Dataset entries
>> start

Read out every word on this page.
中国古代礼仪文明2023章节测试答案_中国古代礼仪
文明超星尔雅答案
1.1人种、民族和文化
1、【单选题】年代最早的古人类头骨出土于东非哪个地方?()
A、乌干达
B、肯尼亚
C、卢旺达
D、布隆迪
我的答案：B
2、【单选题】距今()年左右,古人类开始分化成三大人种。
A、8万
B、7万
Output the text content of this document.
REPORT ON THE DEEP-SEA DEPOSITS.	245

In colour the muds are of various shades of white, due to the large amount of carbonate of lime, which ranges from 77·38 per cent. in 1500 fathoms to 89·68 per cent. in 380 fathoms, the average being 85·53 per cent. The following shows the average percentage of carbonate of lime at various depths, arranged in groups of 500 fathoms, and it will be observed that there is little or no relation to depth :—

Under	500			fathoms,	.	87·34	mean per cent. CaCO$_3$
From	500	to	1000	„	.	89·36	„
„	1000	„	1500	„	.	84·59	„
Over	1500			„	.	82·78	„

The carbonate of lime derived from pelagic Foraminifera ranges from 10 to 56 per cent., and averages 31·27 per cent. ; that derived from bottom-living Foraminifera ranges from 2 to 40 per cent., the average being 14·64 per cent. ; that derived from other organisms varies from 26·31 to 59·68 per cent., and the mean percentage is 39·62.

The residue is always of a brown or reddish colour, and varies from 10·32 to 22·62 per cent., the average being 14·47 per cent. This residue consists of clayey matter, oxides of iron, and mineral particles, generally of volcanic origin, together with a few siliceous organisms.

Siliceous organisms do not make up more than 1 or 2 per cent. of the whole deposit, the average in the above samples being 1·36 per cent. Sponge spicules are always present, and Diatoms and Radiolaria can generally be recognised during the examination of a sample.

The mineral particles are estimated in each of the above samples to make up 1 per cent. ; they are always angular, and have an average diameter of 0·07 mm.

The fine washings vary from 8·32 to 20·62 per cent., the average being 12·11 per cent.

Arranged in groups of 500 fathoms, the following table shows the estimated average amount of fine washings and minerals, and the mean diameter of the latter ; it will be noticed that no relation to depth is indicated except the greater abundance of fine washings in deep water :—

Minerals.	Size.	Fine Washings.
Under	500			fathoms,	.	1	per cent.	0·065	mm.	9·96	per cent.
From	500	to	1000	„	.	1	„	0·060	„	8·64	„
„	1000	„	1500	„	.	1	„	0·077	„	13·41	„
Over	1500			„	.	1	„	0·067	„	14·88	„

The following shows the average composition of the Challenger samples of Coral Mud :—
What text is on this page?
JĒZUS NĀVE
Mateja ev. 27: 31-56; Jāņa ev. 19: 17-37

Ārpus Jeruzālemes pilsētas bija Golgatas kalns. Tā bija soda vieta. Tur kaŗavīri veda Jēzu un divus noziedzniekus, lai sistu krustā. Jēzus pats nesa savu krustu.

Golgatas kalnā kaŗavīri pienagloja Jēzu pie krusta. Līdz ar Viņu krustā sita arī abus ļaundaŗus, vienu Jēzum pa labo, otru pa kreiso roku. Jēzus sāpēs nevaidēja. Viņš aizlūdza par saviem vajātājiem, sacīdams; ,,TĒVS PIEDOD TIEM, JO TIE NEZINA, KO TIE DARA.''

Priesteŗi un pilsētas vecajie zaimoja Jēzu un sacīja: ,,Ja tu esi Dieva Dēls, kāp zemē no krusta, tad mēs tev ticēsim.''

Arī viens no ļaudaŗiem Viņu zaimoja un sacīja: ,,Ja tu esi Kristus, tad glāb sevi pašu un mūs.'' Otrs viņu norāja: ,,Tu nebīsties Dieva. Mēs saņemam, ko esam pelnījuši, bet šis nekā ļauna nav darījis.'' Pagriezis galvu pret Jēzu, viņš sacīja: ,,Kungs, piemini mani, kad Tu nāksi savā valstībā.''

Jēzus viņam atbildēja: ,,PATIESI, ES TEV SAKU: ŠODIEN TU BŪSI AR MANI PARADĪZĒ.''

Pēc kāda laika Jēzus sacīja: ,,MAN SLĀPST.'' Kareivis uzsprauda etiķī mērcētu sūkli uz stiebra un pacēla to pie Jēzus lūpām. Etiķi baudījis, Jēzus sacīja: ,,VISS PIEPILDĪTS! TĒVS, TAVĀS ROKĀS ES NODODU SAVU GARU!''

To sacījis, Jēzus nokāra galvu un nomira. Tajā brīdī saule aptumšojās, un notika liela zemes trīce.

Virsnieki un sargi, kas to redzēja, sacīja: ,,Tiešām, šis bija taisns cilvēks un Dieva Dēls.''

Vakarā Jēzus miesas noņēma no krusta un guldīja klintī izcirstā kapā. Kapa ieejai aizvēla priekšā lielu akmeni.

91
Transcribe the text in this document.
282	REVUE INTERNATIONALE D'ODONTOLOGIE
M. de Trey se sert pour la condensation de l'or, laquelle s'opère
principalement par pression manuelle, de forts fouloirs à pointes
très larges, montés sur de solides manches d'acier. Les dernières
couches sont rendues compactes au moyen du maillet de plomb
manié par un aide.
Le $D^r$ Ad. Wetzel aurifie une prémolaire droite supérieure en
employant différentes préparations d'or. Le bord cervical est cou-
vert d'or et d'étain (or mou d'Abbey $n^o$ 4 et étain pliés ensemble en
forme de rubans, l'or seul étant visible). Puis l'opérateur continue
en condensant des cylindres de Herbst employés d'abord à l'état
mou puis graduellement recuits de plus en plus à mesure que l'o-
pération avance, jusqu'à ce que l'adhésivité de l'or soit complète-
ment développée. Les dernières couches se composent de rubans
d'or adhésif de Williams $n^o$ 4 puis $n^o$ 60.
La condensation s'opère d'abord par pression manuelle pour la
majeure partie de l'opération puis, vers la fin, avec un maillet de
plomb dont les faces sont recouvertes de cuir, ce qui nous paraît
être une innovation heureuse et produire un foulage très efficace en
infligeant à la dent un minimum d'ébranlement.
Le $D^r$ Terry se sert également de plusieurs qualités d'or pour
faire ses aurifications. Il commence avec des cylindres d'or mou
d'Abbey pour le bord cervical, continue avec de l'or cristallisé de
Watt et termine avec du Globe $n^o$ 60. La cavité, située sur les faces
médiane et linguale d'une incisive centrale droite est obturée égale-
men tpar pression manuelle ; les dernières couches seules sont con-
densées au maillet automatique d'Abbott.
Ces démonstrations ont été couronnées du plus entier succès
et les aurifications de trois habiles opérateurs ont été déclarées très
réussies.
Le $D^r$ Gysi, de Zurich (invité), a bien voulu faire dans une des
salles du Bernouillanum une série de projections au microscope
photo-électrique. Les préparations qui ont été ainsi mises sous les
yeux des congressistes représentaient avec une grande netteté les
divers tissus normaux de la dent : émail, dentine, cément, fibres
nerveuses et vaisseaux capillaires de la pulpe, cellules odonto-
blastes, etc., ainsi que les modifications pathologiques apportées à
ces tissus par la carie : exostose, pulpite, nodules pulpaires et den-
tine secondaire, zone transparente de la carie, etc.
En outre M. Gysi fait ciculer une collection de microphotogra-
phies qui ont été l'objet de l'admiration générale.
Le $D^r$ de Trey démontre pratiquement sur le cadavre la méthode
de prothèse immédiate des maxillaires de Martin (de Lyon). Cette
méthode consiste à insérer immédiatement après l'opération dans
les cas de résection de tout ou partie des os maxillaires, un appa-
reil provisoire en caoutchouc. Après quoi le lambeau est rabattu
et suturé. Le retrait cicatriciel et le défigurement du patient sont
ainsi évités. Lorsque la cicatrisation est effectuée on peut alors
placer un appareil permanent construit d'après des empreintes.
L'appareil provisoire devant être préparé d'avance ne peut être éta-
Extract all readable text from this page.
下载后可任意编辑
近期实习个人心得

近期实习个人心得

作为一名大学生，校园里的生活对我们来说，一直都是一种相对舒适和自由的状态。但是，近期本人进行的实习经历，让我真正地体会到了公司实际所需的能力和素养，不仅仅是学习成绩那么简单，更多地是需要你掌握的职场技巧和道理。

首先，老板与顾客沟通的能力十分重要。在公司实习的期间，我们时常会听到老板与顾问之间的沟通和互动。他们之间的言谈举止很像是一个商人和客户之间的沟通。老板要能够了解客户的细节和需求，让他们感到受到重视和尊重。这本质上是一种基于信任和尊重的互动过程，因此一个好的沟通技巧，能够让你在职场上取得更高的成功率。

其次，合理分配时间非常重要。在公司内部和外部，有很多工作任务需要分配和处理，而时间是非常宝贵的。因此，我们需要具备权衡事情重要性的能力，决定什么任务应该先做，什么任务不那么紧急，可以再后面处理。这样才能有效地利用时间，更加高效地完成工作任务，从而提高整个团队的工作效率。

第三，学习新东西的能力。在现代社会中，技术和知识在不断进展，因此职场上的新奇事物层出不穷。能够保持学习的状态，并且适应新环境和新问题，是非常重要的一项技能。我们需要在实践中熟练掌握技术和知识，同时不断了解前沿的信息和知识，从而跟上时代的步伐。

>> end

## TASK STATEMENT
Filter the records above and return every line that holds the word "depth".

## SOLUTION FOR THIS TASK
In colour the muds are of various shades of white, due to the large amount of carbonate of lime, which ranges from 77·38 per cent. in 1500 fathoms to 89·68 per cent. in 380 fathoms, the average being 85·53 per cent. The following shows the average percentage of carbonate of lime at various depths, arranged in groups of 500 fathoms, and it will be observed that there is little or no relation to depth :—
Arranged in groups of 500 fathoms, the following table shows the estimated average amount of fine washings and minerals, and the mean diameter of the latter ; it will be noticed that no relation to depth is indicated except the greater abundance of fine washings in deep water :—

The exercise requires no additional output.